Data items>
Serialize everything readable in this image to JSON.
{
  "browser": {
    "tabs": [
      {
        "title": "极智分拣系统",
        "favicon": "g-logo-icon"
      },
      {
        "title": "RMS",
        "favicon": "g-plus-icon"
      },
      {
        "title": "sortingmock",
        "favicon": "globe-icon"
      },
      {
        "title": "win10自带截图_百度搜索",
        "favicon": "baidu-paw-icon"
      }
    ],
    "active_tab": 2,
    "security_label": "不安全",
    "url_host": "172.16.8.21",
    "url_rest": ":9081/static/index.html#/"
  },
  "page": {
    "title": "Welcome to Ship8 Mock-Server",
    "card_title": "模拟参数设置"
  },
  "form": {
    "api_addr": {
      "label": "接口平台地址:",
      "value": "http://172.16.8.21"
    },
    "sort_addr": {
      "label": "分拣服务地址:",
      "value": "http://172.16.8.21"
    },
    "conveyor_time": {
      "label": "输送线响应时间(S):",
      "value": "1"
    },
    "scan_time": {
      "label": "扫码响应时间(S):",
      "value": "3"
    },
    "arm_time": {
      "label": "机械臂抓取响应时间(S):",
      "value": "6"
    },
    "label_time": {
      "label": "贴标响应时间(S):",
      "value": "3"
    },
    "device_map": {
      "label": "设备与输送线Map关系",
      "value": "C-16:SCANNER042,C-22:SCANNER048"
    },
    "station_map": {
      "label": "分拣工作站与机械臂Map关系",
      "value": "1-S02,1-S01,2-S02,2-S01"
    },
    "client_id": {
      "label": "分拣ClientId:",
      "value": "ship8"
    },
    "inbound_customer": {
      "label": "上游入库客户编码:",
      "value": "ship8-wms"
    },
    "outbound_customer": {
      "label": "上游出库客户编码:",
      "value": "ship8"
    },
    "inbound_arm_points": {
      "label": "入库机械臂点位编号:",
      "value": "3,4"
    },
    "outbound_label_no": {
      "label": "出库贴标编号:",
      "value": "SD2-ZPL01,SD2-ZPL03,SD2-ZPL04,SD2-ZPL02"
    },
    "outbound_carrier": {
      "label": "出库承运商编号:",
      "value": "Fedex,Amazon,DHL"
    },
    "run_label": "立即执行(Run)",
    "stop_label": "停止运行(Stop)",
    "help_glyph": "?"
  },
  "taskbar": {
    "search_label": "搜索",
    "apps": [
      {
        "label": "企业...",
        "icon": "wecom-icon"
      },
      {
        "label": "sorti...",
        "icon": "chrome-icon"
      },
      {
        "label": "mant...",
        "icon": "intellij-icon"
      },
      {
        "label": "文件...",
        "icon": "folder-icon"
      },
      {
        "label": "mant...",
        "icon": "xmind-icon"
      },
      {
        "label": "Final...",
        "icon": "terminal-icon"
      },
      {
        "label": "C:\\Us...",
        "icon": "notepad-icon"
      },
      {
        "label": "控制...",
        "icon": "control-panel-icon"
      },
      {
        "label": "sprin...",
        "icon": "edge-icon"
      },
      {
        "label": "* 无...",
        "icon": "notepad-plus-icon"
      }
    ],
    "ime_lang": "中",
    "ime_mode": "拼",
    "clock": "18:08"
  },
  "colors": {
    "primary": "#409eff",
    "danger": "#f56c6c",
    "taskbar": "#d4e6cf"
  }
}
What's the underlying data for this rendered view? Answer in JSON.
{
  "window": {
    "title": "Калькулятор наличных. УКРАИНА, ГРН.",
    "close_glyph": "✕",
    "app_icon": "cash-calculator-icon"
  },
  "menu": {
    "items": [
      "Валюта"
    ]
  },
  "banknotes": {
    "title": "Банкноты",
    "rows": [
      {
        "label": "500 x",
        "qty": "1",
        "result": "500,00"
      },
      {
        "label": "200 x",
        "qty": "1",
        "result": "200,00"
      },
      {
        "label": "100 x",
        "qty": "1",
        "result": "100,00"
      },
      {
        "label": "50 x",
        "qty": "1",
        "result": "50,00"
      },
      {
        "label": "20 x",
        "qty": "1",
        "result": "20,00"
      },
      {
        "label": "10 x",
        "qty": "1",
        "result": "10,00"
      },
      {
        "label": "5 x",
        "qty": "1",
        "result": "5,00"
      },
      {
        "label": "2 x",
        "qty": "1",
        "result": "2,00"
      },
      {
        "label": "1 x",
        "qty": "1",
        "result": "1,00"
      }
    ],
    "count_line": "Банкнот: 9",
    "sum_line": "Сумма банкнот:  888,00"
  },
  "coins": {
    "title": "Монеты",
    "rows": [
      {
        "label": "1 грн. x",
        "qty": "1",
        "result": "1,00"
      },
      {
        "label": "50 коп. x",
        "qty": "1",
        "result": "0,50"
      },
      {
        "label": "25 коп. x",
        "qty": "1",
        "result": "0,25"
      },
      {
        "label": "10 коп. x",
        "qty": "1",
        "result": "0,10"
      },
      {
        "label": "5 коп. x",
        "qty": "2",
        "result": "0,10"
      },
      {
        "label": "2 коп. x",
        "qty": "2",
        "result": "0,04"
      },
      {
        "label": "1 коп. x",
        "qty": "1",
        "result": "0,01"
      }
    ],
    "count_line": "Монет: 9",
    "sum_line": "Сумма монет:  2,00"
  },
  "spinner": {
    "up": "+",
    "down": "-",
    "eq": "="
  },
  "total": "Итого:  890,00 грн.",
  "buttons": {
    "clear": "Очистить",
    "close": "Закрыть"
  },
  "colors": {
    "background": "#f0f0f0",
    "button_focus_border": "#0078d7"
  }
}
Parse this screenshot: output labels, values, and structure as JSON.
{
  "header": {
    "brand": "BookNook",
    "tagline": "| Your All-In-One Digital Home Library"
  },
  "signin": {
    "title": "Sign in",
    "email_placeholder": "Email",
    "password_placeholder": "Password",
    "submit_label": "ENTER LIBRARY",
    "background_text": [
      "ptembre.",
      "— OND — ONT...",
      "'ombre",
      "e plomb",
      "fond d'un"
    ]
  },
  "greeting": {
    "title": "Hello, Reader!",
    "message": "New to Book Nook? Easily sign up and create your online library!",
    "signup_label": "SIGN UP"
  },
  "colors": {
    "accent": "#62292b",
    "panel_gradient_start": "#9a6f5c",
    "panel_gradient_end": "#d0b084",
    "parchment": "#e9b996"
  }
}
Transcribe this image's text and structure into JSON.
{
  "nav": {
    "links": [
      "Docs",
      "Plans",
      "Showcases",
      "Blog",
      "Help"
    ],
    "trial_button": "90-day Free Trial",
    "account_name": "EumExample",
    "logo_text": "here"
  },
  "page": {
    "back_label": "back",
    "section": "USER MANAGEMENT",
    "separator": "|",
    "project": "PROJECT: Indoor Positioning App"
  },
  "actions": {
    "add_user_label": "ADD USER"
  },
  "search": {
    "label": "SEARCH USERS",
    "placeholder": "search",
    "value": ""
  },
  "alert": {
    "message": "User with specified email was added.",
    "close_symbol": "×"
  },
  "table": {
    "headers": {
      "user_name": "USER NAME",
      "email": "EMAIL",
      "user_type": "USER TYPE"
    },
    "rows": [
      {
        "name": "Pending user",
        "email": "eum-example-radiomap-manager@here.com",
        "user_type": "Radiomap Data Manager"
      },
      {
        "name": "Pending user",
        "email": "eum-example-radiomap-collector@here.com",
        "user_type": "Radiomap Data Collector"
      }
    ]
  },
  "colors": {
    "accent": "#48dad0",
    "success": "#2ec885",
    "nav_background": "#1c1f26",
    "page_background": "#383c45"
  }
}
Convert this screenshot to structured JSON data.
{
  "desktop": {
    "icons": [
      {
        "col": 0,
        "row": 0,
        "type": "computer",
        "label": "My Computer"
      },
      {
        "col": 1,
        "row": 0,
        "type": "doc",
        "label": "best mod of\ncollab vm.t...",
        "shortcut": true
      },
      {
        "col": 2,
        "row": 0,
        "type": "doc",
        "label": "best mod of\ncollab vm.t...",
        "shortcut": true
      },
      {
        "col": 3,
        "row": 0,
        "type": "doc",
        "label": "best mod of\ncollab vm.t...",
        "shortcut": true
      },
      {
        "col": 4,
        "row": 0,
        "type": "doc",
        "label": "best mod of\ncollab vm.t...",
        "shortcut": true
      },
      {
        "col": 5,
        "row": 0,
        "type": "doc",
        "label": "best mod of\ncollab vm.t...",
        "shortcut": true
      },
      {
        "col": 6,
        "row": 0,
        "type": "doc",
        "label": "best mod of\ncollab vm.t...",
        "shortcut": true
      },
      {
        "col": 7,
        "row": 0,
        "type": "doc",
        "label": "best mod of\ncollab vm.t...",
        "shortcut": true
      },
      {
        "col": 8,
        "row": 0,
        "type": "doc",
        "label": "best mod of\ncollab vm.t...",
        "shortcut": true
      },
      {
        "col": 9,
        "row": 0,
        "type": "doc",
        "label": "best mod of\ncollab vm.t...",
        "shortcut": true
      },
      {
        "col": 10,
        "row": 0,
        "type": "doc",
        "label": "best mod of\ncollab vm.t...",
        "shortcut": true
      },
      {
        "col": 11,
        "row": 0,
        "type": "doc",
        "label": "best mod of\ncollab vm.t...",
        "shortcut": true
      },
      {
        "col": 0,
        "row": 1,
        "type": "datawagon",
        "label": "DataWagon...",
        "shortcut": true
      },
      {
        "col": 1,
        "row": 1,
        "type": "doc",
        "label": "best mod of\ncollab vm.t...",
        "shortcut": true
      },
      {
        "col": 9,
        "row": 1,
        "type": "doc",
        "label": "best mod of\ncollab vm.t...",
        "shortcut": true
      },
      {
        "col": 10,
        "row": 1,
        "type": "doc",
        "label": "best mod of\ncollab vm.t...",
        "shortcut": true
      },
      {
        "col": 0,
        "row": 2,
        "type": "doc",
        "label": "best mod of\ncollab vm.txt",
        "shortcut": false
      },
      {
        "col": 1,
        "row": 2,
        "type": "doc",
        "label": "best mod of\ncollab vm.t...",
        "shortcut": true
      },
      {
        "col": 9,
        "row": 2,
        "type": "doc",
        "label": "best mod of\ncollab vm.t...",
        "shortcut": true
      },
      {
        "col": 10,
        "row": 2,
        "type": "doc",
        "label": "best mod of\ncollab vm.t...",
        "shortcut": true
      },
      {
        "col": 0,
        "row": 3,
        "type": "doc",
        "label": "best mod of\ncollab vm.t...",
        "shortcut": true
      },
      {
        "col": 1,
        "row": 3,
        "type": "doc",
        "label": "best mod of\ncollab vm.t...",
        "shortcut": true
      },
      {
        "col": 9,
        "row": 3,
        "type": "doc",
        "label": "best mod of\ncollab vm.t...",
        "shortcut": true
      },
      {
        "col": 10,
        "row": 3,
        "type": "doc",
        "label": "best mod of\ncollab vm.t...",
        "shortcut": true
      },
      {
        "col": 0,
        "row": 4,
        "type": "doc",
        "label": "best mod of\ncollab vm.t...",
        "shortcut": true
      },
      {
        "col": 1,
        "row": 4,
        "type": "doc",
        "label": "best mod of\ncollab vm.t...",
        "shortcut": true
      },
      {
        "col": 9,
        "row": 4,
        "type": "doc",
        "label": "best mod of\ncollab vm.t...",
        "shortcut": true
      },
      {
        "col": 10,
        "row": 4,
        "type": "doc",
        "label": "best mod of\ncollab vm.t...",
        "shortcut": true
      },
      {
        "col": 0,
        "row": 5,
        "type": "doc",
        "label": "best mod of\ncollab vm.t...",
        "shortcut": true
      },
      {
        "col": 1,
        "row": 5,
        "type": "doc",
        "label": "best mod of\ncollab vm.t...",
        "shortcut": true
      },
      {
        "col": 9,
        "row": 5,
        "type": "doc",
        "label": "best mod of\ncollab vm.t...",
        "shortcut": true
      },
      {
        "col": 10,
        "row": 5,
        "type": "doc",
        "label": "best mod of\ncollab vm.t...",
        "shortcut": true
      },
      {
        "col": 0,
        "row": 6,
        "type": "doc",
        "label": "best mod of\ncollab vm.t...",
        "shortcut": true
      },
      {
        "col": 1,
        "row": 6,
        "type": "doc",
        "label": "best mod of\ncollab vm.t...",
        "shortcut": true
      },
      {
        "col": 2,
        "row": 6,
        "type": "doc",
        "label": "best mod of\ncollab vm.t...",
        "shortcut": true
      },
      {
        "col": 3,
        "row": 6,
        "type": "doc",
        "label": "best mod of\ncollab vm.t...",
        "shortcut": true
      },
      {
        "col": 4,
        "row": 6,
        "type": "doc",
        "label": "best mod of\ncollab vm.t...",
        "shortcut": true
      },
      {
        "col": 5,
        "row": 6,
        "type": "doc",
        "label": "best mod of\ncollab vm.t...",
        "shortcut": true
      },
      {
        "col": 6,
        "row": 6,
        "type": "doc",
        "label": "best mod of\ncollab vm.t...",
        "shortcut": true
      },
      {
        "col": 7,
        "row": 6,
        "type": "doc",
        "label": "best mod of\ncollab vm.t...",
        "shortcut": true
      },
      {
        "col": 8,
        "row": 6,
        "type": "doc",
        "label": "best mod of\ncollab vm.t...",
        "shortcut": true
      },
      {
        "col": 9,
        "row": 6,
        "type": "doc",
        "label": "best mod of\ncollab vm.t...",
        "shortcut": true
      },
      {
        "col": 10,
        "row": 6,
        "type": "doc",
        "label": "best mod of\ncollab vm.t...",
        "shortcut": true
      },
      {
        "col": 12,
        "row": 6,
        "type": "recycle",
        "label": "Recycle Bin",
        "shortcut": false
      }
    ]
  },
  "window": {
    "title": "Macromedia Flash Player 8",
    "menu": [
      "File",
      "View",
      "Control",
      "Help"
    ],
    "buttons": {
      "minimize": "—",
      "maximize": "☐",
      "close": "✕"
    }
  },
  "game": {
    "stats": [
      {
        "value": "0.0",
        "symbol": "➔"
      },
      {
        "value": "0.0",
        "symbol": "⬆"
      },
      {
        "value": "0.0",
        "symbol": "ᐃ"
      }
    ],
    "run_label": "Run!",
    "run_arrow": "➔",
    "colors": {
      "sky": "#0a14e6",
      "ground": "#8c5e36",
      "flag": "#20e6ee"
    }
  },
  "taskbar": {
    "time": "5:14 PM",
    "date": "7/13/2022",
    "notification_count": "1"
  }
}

Short task> Identify the lines that contain the string "Сумма", and copy every one of them.

Answer below>
    "sum_line": "Сумма банкнот:  888,00"
    "sum_line": "Сумма монет:  2,00"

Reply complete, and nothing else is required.